__WHAT IS ASKED__:
Reproduce all of the data exactly, with no line skipped.

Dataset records

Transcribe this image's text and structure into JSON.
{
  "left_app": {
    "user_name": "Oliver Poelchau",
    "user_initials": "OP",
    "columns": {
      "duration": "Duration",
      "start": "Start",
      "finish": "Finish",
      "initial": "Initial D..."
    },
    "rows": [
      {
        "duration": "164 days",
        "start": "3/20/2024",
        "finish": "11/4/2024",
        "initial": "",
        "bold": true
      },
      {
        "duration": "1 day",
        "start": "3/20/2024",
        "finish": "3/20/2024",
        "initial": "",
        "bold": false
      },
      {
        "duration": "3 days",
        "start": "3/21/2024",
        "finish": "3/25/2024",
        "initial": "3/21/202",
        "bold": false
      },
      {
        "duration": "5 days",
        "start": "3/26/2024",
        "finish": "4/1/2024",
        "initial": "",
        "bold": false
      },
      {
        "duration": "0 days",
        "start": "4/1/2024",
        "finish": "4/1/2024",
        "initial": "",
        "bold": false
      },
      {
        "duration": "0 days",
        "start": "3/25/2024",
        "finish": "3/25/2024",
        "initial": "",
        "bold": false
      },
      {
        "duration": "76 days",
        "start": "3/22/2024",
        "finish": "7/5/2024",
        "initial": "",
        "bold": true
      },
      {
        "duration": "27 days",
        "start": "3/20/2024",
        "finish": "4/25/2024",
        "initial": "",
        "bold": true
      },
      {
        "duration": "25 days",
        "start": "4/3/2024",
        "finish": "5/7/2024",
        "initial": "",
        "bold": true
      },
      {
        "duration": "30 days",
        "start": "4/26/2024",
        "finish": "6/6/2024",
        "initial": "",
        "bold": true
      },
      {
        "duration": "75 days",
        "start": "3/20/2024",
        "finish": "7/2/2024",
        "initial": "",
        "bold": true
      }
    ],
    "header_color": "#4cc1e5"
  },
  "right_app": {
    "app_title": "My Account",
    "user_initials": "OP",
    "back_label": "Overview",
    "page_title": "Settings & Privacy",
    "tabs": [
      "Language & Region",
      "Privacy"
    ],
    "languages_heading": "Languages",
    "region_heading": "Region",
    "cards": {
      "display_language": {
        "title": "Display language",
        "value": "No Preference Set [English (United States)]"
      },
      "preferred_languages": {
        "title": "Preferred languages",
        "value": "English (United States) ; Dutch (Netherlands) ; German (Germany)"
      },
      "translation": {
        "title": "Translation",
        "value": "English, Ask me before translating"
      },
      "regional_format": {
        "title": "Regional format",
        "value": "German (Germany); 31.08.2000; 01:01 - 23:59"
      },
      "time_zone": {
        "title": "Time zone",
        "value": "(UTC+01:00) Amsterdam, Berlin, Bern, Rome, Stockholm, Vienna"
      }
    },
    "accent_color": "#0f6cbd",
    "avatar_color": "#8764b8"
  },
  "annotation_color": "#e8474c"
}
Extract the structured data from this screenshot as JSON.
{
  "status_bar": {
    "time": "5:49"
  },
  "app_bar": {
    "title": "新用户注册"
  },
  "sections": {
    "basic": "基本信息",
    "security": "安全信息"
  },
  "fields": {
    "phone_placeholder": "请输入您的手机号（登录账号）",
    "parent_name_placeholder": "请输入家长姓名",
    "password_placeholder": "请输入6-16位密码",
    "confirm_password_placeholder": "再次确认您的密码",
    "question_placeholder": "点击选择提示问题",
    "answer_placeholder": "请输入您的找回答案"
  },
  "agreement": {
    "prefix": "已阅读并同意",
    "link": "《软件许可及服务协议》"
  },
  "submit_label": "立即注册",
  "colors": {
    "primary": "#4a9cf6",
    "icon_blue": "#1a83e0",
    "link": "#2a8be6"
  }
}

__RESPONSE__:
Transcribe this image's text and structure into JSON.
{
  "left_app": {
    "user_name": "Oliver Poelchau",
    "user_initials": "OP",
    "columns": {
      "duration": "Duration",
      "start": "Start",
      "finish": "Finish",
      "initial": "Initial D..."
    },
    "rows": [
      {
        "duration": "164 days",
        "start": "3/20/2024",
        "finish": "11/4/2024",
        "initial": "",
        "bold": true
      },
      {
        "duration": "1 day",
        "start": "3/20/2024",
        "finish": "3/20/2024",
        "initial": "",
        "bold": false
      },
      {
        "duration": "3 days",
        "start": "3/21/2024",
        "finish": "3/25/2024",
        "initial": "3/21/202",
        "bold": false
      },
      {
        "duration": "5 days",
        "start": "3/26/2024",
        "finish": "4/1/2024",
        "initial": "",
        "bold": false
      },
      {
        "duration": "0 days",
        "start": "4/1/2024",
        "finish": "4/1/2024",
        "initial": "",
        "bold": false
      },
      {
        "duration": "0 days",
        "start": "3/25/2024",
        "finish": "3/25/2024",
        "initial": "",
        "bold": false
      },
      {
        "duration": "76 days",
        "start": "3/22/2024",
        "finish": "7/5/2024",
        "initial": "",
        "bold": true
      },
      {
        "duration": "27 days",
        "start": "3/20/2024",
        "finish": "4/25/2024",
        "initial": "",
        "bold": true
      },
      {
        "duration": "25 days",
        "start": "4/3/2024",
        "finish": "5/7/2024",
        "initial": "",
        "bold": true
      },
      {
        "duration": "30 days",
        "start": "4/26/2024",
        "finish": "6/6/2024",
        "initial": "",
        "bold": true
      },
      {
        "duration": "75 days",
        "start": "3/20/2024",
        "finish": "7/2/2024",
        "initial": "",
        "bold": true
      }
    ],
    "header_color": "#4cc1e5"
  },
  "right_app": {
    "app_title": "My Account",
    "user_initials": "OP",
    "back_label": "Overview",
    "page_title": "Settings & Privacy",
    "tabs": [
      "Language & Region",
      "Privacy"
    ],
    "languages_heading": "Languages",
    "region_heading": "Region",
    "cards": {
      "display_language": {
        "title": "Display language",
        "value": "No Preference Set [English (United States)]"
      },
      "preferred_languages": {
        "title": "Preferred languages",
        "value": "English (United States) ; Dutch (Netherlands) ; German (Germany)"
      },
      "translation": {
        "title": "Translation",
        "value": "English, Ask me before translating"
      },
      "regional_format": {
        "title": "Regional format",
        "value": "German (Germany); 31.08.2000; 01:01 - 23:59"
      },
      "time_zone": {
        "title": "Time zone",
        "value": "(UTC+01:00) Amsterdam, Berlin, Bern, Rome, Stockholm, Vienna"
      }
    },
    "accent_color": "#0f6cbd",
    "avatar_color": "#8764b8"
  },
  "annotation_color": "#e8474c"
}
Extract the structured data from this screenshot as JSON.
{
  "status_bar": {
    "time": "5:49"
  },
  "app_bar": {
    "title": "新用户注册"
  },
  "sections": {
    "basic": "基本信息",
    "security": "安全信息"
  },
  "fields": {
    "phone_placeholder": "请输入您的手机号（登录账号）",
    "parent_name_placeholder": "请输入家长姓名",
    "password_placeholder": "请输入6-16位密码",
    "confirm_password_placeholder": "再次确认您的密码",
    "question_placeholder": "点击选择提示问题",
    "answer_placeholder": "请输入您的找回答案"
  },
  "agreement": {
    "prefix": "已阅读并同意",
    "link": "《软件许可及服务协议》"
  },
  "submit_label": "立即注册",
  "colors": {
    "primary": "#4a9cf6",
    "icon_blue": "#1a83e0",
    "link": "#2a8be6"
  }
}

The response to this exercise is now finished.